* [RECORDS FOR PROCESSING]
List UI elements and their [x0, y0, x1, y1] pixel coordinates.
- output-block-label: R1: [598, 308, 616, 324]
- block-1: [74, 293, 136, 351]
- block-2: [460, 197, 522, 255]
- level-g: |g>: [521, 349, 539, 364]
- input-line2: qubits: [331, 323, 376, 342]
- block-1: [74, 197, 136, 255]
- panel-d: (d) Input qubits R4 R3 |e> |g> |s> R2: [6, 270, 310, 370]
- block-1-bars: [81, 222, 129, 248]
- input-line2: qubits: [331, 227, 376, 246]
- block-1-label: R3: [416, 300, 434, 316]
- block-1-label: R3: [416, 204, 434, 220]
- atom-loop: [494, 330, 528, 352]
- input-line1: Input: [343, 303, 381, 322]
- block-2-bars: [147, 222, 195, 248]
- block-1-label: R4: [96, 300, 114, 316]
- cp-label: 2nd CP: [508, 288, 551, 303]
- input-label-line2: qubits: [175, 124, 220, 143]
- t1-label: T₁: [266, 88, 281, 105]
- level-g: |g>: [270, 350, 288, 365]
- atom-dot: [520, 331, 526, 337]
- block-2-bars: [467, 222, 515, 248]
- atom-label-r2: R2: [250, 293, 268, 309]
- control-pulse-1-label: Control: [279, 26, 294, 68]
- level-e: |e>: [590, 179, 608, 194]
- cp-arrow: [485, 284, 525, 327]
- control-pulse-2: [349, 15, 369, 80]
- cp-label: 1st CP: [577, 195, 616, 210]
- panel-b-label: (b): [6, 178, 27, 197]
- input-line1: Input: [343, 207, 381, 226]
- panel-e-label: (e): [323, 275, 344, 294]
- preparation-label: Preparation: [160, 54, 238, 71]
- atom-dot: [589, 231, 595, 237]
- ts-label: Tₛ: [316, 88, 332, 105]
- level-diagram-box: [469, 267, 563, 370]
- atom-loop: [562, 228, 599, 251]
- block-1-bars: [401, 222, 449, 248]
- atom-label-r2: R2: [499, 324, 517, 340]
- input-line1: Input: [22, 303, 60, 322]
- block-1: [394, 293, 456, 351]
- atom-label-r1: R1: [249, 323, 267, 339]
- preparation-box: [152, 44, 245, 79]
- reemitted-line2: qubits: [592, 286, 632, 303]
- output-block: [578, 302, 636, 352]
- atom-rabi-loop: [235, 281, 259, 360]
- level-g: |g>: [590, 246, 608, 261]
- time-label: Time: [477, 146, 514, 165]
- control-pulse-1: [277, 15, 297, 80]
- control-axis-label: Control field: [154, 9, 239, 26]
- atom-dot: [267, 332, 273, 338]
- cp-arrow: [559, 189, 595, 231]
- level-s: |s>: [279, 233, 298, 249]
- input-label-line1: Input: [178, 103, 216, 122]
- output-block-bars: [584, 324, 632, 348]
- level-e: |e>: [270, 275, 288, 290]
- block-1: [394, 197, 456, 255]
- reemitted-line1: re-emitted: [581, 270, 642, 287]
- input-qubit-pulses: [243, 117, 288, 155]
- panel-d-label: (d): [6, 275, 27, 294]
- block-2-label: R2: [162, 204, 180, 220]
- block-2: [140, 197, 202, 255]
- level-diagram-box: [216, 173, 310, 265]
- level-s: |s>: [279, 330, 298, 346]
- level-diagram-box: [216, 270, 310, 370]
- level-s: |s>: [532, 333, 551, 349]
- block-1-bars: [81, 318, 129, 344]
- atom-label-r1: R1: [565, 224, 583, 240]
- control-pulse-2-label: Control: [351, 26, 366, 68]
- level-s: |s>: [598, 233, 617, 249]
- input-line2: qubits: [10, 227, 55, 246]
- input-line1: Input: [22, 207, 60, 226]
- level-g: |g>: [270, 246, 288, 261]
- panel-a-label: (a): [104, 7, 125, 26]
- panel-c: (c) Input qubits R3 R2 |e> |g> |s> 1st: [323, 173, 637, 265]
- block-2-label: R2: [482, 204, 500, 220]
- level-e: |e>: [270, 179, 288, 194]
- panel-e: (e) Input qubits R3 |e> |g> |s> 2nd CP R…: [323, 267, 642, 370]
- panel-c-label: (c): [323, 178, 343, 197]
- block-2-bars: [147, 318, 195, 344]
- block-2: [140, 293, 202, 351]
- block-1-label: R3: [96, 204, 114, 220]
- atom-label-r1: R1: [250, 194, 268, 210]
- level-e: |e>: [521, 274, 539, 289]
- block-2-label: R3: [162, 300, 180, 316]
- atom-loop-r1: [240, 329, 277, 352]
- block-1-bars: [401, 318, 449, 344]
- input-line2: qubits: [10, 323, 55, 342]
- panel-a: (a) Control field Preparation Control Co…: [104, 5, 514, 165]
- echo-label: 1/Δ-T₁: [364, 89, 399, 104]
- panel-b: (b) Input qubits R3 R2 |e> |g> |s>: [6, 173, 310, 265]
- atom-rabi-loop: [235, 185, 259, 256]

* [DESCRIPTION OF THE TASK] Convert every line of the material above into a numbered list, leaving out any blank lines.

* [OUTPUT FOR THIS TASK]
1. List UI elements and their [x0, y0, x1, y1] pixel coordinates.
2. - output-block-label: R1: [598, 308, 616, 324]
3. - block-1: [74, 293, 136, 351]
4. - block-2: [460, 197, 522, 255]
5. - level-g: |g>: [521, 349, 539, 364]
6. - input-line2: qubits: [331, 323, 376, 342]
7. - block-1: [74, 197, 136, 255]
8. - panel-d: (d) Input qubits R4 R3 |e> |g> |s> R2: [6, 270, 310, 370]
9. - block-1-bars: [81, 222, 129, 248]
10. - input-line2: qubits: [331, 227, 376, 246]
11. - block-1-label: R3: [416, 300, 434, 316]
12. - block-1-label: R3: [416, 204, 434, 220]
13. - atom-loop: [494, 330, 528, 352]
14. - input-line1: Input: [343, 303, 381, 322]
15. - block-2-bars: [147, 222, 195, 248]
16. - block-1-label: R4: [96, 300, 114, 316]
17. - cp-label: 2nd CP: [508, 288, 551, 303]
18. - input-label-line2: qubits: [175, 124, 220, 143]
19. - t1-label: T₁: [266, 88, 281, 105]
20. - level-g: |g>: [270, 350, 288, 365]
21. - atom-dot: [520, 331, 526, 337]
22. - block-2-bars: [467, 222, 515, 248]
23. - atom-label-r2: R2: [250, 293, 268, 309]
24. - control-pulse-1-label: Control: [279, 26, 294, 68]
25. - level-e: |e>: [590, 179, 608, 194]
26. - cp-arrow: [485, 284, 525, 327]
27. - control-pulse-2: [349, 15, 369, 80]
28. - cp-label: 1st CP: [577, 195, 616, 210]
29. - panel-b-label: (b): [6, 178, 27, 197]
30. - input-line1: Input: [343, 207, 381, 226]
31. - panel-e-label: (e): [323, 275, 344, 294]
32. - preparation-label: Preparation: [160, 54, 238, 71]
33. - atom-dot: [589, 231, 595, 237]
34. - ts-label: Tₛ: [316, 88, 332, 105]
35. - level-diagram-box: [469, 267, 563, 370]
36. - atom-loop: [562, 228, 599, 251]
37. - block-1-bars: [401, 222, 449, 248]
38. - atom-label-r2: R2: [499, 324, 517, 340]
39. - input-line1: Input: [22, 303, 60, 322]
40. - block-1: [394, 293, 456, 351]
41. - atom-label-r1: R1: [249, 323, 267, 339]
42. - preparation-box: [152, 44, 245, 79]
43. - reemitted-line2: qubits: [592, 286, 632, 303]
44. - output-block: [578, 302, 636, 352]
45. - atom-rabi-loop: [235, 281, 259, 360]
46. - level-g: |g>: [590, 246, 608, 261]
47. - time-label: Time: [477, 146, 514, 165]
48. - control-pulse-1: [277, 15, 297, 80]
49. - control-axis-label: Control field: [154, 9, 239, 26]
50. - atom-dot: [267, 332, 273, 338]
51. - cp-arrow: [559, 189, 595, 231]
52. - level-s: |s>: [279, 233, 298, 249]
53. - input-label-line1: Input: [178, 103, 216, 122]
54. - output-block-bars: [584, 324, 632, 348]
55. - level-e: |e>: [270, 275, 288, 290]
56. - block-1: [394, 197, 456, 255]
57. - reemitted-line1: re-emitted: [581, 270, 642, 287]
58. - input-qubit-pulses: [243, 117, 288, 155]
59. - panel-d-label: (d): [6, 275, 27, 294]
60. - block-2-label: R2: [162, 204, 180, 220]
61. - block-2: [140, 197, 202, 255]
62. - level-diagram-box: [216, 173, 310, 265]
63. - level-s: |s>: [279, 330, 298, 346]
64. - level-diagram-box: [216, 270, 310, 370]
65. - level-s: |s>: [532, 333, 551, 349]
66. - block-1-bars: [81, 318, 129, 344]
67. - atom-label-r1: R1: [565, 224, 583, 240]
68. - control-pulse-2-label: Control: [351, 26, 366, 68]
69. - level-s: |s>: [598, 233, 617, 249]
70. - input-line2: qubits: [10, 227, 55, 246]
71. - input-line1: Input: [22, 207, 60, 226]
72. - level-g: |g>: [270, 246, 288, 261]
73. - panel-a-label: (a): [104, 7, 125, 26]
74. - panel-c: (c) Input qubits R3 R2 |e> |g> |s> 1st: [323, 173, 637, 265]
75. - block-2-label: R2: [482, 204, 500, 220]
76. - level-e: |e>: [270, 179, 288, 194]
77. - panel-e: (e) Input qubits R3 |e> |g> |s> 2nd CP R…: [323, 267, 642, 370]
78. - panel-c-label: (c): [323, 178, 343, 197]
79. - block-2-bars: [147, 318, 195, 344]
80. - block-2: [140, 293, 202, 351]
81. - block-1-label: R3: [96, 204, 114, 220]
82. - atom-label-r1: R1: [250, 194, 268, 210]
83. - level-e: |e>: [521, 274, 539, 289]
84. - block-2-label: R3: [162, 300, 180, 316]
85. - atom-loop-r1: [240, 329, 277, 352]
86. - block-1-bars: [401, 318, 449, 344]
87. - input-line2: qubits: [10, 323, 55, 342]
88. - panel-a: (a) Control field Preparation Control Co…: [104, 5, 514, 165]
89. - echo-label: 1/Δ-T₁: [364, 89, 399, 104]
90. - panel-b: (b) Input qubits R3 R2 |e> |g> |s>: [6, 173, 310, 265]
91. - atom-rabi-loop: [235, 185, 259, 256]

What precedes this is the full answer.